* _What the exercise asks_: Work out the number of lines containing "unfounded". Give that number alone.

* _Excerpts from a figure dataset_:
------------------------------------------------------------
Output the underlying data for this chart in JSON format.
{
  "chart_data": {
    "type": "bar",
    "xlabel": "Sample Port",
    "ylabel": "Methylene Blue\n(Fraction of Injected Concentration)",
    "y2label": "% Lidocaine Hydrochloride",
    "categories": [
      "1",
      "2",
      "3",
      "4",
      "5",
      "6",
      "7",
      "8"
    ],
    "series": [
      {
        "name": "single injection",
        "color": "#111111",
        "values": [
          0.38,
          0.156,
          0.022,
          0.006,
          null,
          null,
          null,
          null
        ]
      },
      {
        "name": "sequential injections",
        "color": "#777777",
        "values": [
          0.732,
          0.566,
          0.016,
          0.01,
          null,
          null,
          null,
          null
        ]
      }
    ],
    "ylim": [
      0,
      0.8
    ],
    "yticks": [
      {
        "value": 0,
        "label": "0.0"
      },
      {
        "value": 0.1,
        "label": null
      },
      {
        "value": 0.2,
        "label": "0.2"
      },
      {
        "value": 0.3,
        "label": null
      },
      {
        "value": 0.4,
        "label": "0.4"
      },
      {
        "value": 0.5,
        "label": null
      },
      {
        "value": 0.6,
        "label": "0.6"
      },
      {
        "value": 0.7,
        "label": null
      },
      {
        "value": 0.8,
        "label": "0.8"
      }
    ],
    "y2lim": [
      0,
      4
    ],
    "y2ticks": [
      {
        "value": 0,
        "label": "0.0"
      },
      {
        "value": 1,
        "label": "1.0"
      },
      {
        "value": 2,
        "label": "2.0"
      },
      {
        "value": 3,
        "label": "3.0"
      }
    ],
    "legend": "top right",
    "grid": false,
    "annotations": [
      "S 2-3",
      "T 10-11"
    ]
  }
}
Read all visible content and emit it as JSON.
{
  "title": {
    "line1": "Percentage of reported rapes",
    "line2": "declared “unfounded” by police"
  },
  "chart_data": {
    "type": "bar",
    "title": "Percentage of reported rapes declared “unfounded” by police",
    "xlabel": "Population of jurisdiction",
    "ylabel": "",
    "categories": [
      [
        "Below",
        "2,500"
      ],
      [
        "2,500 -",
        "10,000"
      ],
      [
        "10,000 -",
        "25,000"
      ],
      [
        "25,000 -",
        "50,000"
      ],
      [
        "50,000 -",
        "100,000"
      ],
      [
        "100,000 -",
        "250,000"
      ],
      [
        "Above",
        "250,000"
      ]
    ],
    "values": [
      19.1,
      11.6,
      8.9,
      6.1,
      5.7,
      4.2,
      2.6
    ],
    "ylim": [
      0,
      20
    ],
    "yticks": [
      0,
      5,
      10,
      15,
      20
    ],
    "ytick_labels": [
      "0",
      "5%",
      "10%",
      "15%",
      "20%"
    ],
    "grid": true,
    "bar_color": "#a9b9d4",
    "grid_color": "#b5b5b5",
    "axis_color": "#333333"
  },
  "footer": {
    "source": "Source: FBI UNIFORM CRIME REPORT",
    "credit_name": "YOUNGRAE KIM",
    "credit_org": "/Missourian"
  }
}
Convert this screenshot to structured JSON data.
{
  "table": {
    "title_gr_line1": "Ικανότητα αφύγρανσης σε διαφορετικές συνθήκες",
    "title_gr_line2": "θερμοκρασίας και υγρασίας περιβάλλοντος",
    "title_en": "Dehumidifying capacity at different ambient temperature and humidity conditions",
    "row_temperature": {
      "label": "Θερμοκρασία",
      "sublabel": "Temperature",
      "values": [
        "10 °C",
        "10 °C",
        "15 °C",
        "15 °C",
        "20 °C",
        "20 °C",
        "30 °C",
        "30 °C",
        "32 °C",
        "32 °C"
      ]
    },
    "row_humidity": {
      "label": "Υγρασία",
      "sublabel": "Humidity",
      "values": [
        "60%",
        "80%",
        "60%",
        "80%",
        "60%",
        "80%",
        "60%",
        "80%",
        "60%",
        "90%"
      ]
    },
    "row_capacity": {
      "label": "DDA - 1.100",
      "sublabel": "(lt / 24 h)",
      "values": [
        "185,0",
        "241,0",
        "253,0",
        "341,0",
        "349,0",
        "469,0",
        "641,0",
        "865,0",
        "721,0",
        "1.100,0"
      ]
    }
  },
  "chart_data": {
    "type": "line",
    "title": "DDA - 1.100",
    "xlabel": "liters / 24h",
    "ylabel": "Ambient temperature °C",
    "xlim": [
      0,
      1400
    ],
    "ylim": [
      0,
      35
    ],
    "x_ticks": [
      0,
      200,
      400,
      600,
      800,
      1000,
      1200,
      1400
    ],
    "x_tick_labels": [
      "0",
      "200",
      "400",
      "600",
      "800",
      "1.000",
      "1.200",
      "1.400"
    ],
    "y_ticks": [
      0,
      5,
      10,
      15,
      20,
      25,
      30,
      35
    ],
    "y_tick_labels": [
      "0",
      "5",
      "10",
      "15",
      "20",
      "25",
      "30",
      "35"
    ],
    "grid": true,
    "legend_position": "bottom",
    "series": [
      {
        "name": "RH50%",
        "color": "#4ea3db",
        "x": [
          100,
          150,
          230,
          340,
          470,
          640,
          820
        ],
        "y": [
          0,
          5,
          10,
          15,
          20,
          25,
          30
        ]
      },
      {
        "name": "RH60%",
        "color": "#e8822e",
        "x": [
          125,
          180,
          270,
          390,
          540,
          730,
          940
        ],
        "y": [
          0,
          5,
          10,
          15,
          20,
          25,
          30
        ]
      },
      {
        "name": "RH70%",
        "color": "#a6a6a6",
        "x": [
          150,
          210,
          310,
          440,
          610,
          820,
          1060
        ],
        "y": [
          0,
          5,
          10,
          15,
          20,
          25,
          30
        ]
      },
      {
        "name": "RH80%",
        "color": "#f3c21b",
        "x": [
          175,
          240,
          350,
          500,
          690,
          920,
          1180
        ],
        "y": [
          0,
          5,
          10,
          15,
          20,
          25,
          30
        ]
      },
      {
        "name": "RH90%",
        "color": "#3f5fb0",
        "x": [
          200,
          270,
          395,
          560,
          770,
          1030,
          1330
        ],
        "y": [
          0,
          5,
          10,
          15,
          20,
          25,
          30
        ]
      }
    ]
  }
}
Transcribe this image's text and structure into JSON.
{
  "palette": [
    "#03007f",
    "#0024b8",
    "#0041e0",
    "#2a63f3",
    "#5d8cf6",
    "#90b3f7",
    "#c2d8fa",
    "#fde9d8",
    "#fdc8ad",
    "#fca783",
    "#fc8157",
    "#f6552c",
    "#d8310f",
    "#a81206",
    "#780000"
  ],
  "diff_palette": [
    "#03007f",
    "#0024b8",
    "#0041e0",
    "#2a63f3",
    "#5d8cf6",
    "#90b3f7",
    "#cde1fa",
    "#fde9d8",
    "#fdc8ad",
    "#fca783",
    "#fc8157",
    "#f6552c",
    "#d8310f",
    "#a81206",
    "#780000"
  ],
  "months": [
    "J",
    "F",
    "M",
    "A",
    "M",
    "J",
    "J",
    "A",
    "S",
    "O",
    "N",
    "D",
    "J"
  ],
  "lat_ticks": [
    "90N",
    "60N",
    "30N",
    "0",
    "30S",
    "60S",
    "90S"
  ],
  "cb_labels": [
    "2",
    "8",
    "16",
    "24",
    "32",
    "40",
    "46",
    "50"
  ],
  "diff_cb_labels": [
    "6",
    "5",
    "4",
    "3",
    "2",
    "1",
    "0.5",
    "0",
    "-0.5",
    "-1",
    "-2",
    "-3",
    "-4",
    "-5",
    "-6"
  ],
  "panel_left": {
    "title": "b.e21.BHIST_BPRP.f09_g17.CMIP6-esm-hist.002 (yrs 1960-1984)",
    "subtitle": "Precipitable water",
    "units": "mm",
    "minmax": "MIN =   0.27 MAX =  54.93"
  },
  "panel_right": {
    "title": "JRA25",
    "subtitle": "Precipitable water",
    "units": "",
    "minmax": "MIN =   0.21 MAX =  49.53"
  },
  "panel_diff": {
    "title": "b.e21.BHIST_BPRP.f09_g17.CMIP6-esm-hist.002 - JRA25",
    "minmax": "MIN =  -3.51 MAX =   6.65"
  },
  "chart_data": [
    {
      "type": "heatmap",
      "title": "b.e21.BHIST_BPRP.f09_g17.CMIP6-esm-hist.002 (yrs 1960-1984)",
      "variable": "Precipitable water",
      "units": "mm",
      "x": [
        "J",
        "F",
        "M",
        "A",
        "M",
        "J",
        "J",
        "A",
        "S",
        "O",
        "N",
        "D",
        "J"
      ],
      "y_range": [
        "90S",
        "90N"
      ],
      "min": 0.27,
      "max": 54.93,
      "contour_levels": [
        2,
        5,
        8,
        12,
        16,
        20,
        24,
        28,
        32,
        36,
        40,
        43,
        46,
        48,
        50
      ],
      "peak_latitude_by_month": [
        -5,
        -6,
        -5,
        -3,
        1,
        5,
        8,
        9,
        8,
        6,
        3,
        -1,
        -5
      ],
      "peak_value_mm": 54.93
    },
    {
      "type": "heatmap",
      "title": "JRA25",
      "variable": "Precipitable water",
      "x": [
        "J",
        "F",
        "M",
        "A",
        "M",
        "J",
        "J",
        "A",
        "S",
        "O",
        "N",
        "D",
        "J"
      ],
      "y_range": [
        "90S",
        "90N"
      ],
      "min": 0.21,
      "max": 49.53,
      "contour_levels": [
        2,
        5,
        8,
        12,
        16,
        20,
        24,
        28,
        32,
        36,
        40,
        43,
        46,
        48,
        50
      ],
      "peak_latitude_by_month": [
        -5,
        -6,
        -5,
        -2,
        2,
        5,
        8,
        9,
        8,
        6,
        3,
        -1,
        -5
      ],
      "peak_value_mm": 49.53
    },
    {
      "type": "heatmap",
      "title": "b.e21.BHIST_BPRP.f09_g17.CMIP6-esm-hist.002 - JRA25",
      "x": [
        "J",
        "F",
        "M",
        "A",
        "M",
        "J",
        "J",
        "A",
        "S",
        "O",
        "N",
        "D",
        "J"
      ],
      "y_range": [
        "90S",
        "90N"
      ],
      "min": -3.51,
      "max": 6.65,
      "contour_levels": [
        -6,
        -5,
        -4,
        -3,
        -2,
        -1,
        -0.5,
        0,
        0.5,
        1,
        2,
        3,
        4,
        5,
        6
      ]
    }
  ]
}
------------------------------------------------------------
* _Task answer_: 2